Data entries for graphics:

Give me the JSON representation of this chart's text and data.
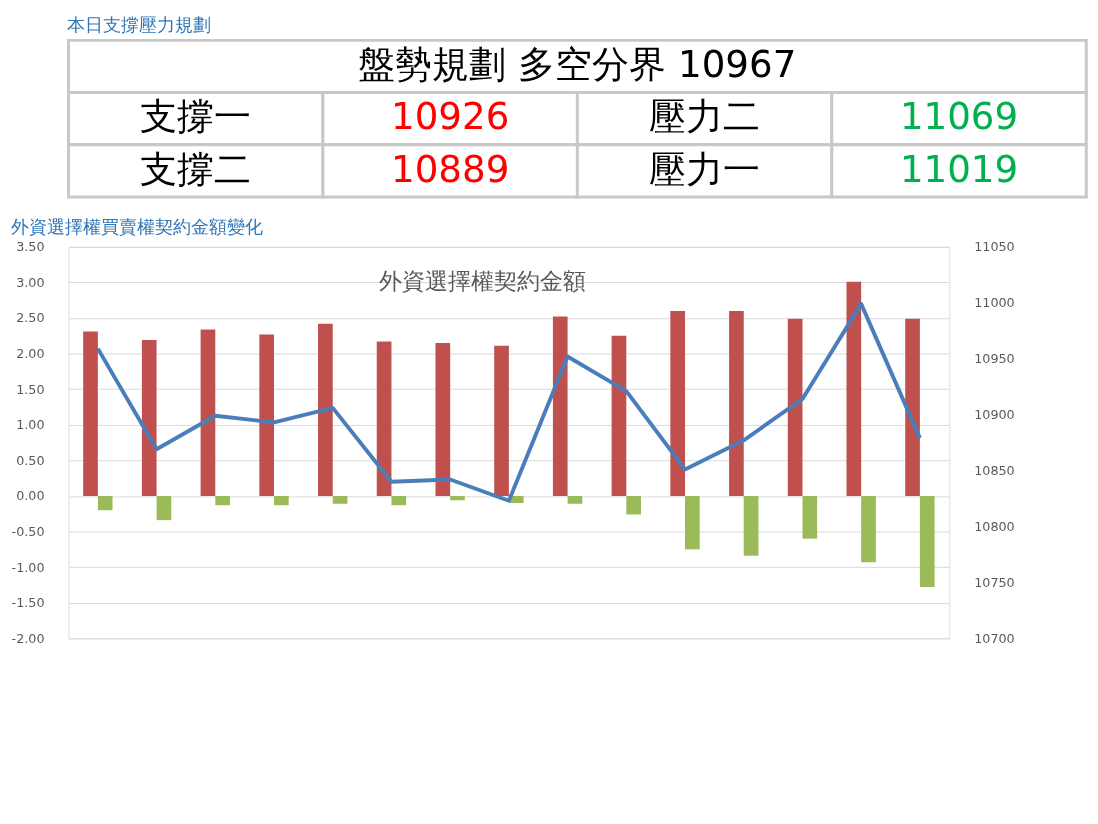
{
  "chart_data": [
    {
      "type": "other",
      "title": "本日支撐壓力規劃",
      "annotations": [
        "盤勢規劃 多空分界 10967",
        "支撐一",
        "10926",
        "壓力二",
        "11069",
        "支撐二",
        "10889",
        "壓力一",
        "11019"
      ],
      "colors": [
        "#000000",
        "#000000",
        "#ff0000",
        "#000000",
        "#00b050",
        "#000000",
        "#ff0000",
        "#000000",
        "#00b050"
      ]
    },
    {
      "type": "bar",
      "title": "外資選擇權買賣權契約金額變化",
      "subtitle": "外資選擇權契約金額",
      "categories": [
        null,
        null,
        null,
        null,
        null,
        null,
        null,
        null,
        null,
        null,
        null,
        null,
        null,
        null,
        null
      ],
      "series": [
        {
          "color": "#c0504d",
          "values": [
            2.31,
            2.19,
            2.34,
            2.27,
            2.42,
            2.17,
            2.15,
            2.11,
            2.52,
            2.25,
            2.6,
            2.6,
            2.49,
            3.01,
            2.49
          ]
        },
        {
          "color": "#9bbb59",
          "values": [
            -0.2,
            -0.34,
            -0.13,
            -0.13,
            -0.11,
            -0.13,
            -0.06,
            -0.1,
            -0.11,
            -0.26,
            -0.75,
            -0.84,
            -0.6,
            -0.93,
            -1.28
          ]
        },
        {
          "type": "line",
          "axis": "y2",
          "color": "#4a7ebb",
          "line_style": "solid",
          "values": [
            10959,
            10869,
            10899,
            10893,
            10906,
            10840,
            10842,
            10823,
            10952,
            10921,
            10851,
            10877,
            10914,
            10999,
            10879
          ]
        }
      ],
      "ylim": [
        -2,
        3.5
      ],
      "yticks": [
        {
          "value": -2,
          "label": "-2.00"
        },
        {
          "value": -1.5,
          "label": "-1.50"
        },
        {
          "value": -1,
          "label": "-1.00"
        },
        {
          "value": -0.5,
          "label": "-0.50"
        },
        {
          "value": 0,
          "label": "0.00"
        },
        {
          "value": 0.5,
          "label": "0.50"
        },
        {
          "value": 1,
          "label": "1.00"
        },
        {
          "value": 1.5,
          "label": "1.50"
        },
        {
          "value": 2,
          "label": "2.00"
        },
        {
          "value": 2.5,
          "label": "2.50"
        },
        {
          "value": 3,
          "label": "3.00"
        },
        {
          "value": 3.5,
          "label": "3.50"
        }
      ],
      "y2lim": [
        10700,
        11050
      ],
      "y2ticks": [
        10700,
        10750,
        10800,
        10850,
        10900,
        10950,
        11000,
        11050
      ],
      "grid": "y"
    }
  ]
}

**EXERCISE INSTRUCTIONS:**
Scan the listing above for the word "label" and copy every line that holds it.

**THE RESPONSE:**
          "label": "-2.00"
          "label": "-1.50"
          "label": "-1.00"
          "label": "-0.50"
          "label": "0.00"
          "label": "0.50"
          "label": "1.00"
          "label": "1.50"
          "label": "2.00"
          "label": "2.50"
          "label": "3.00"
          "label": "3.50"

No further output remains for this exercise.